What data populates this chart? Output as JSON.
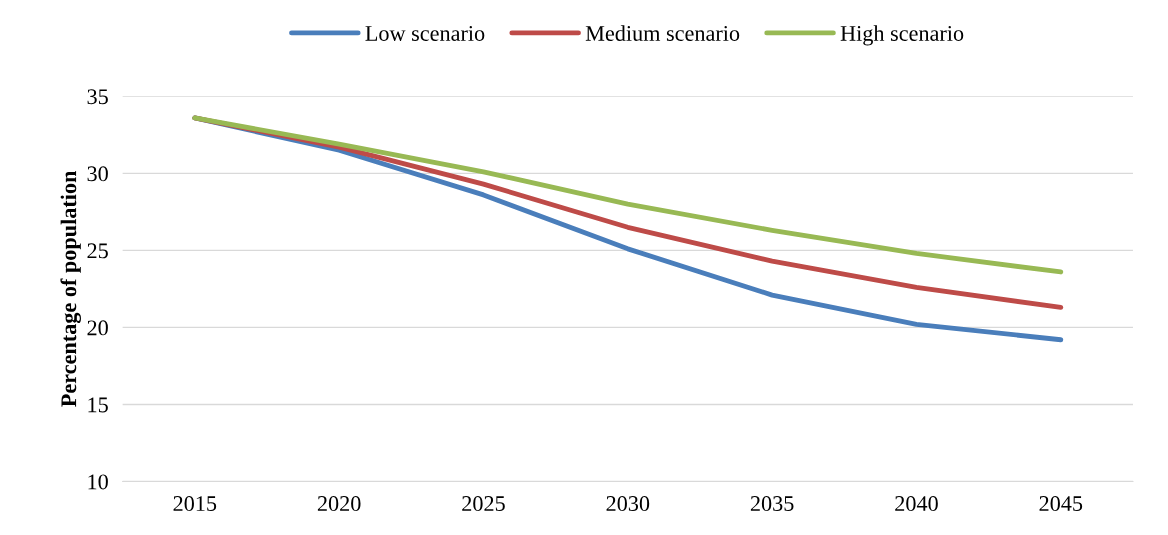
{
  "chart_data": {
    "type": "line",
    "ylabel": "Percentage of population",
    "categories": [
      "2015",
      "2020",
      "2025",
      "2030",
      "2035",
      "2040",
      "2045"
    ],
    "series": [
      {
        "name": "Low scenario",
        "color": "#4a7ebb",
        "values": [
          33.6,
          31.5,
          28.6,
          25.1,
          22.1,
          20.2,
          19.2
        ]
      },
      {
        "name": "Medium scenario",
        "color": "#be4b48",
        "values": [
          33.6,
          31.7,
          29.3,
          26.5,
          24.3,
          22.6,
          21.3
        ]
      },
      {
        "name": "High scenario",
        "color": "#98b954",
        "values": [
          33.6,
          31.9,
          30.1,
          28.0,
          26.3,
          24.8,
          23.6
        ]
      }
    ],
    "ylim": [
      10,
      35
    ],
    "yticks": [
      10,
      15,
      20,
      25,
      30,
      35
    ],
    "grid": "y",
    "legend": "top",
    "marker": "none",
    "line_style": "solid"
  }
}
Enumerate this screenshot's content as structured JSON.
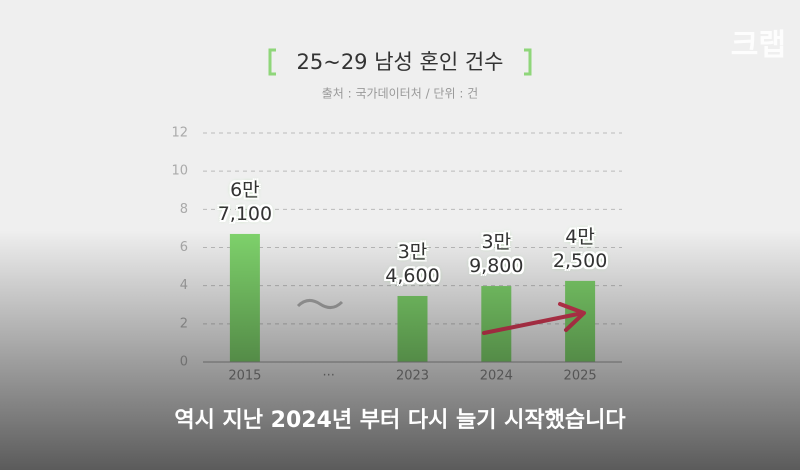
{
  "chart_data": {
    "type": "bar",
    "title": "25~29 남성 혼인 건수",
    "subtitle": "출처 : 국가데이터처 / 단위 : 건",
    "categories": [
      "2015",
      "···",
      "2023",
      "2024",
      "2025"
    ],
    "values": [
      6.71,
      null,
      3.46,
      3.98,
      4.25
    ],
    "value_labels": [
      "6만\n7,100",
      null,
      "3만\n4,600",
      "3만\n9,800",
      "4만\n2,500"
    ],
    "color": "#7fd36c",
    "ylim": [
      0,
      12
    ],
    "yticks": [
      0,
      2,
      4,
      6,
      8,
      10,
      12
    ],
    "grid": true
  },
  "caption": "역시 지난 2024년 부터 다시 늘기 시작했습니다",
  "watermark": "크랩"
}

Given instruction
Quote every record above exactly, omitting any pictures they contain.

Final result
What data populates this chart? Output as JSON.
{
  "chart_data": {
    "type": "line",
    "ylabel": "Percentage of population",
    "categories": [
      "2015",
      "2020",
      "2025",
      "2030",
      "2035",
      "2040",
      "2045"
    ],
    "series": [
      {
        "name": "Low scenario",
        "color": "#4a7ebb",
        "values": [
          33.6,
          31.5,
          28.6,
          25.1,
          22.1,
          20.2,
          19.2
        ]
      },
      {
        "name": "Medium scenario",
        "color": "#be4b48",
        "values": [
          33.6,
          31.7,
          29.3,
          26.5,
          24.3,
          22.6,
          21.3
        ]
      },
      {
        "name": "High scenario",
        "color": "#98b954",
        "values": [
          33.6,
          31.9,
          30.1,
          28.0,
          26.3,
          24.8,
          23.6
        ]
      }
    ],
    "ylim": [
      10,
      35
    ],
    "yticks": [
      10,
      15,
      20,
      25,
      30,
      35
    ],
    "grid": "y",
    "legend": "top",
    "marker": "none",
    "line_style": "solid"
  }
}
Enumerate this screenshot's content as structured JSON.
{
  "chart_data": {
    "type": "bar",
    "title": "25~29 남성 혼인 건수",
    "subtitle": "출처 : 국가데이터처 / 단위 : 건",
    "categories": [
      "2015",
      "···",
      "2023",
      "2024",
      "2025"
    ],
    "values": [
      6.71,
      null,
      3.46,
      3.98,
      4.25
    ],
    "value_labels": [
      "6만\n7,100",
      null,
      "3만\n4,600",
      "3만\n9,800",
      "4만\n2,500"
    ],
    "color": "#7fd36c",
    "ylim": [
      0,
      12
    ],
    "yticks": [
      0,
      2,
      4,
      6,
      8,
      10,
      12
    ],
    "grid": true
  },
  "caption": "역시 지난 2024년 부터 다시 늘기 시작했습니다",
  "watermark": "크랩"
}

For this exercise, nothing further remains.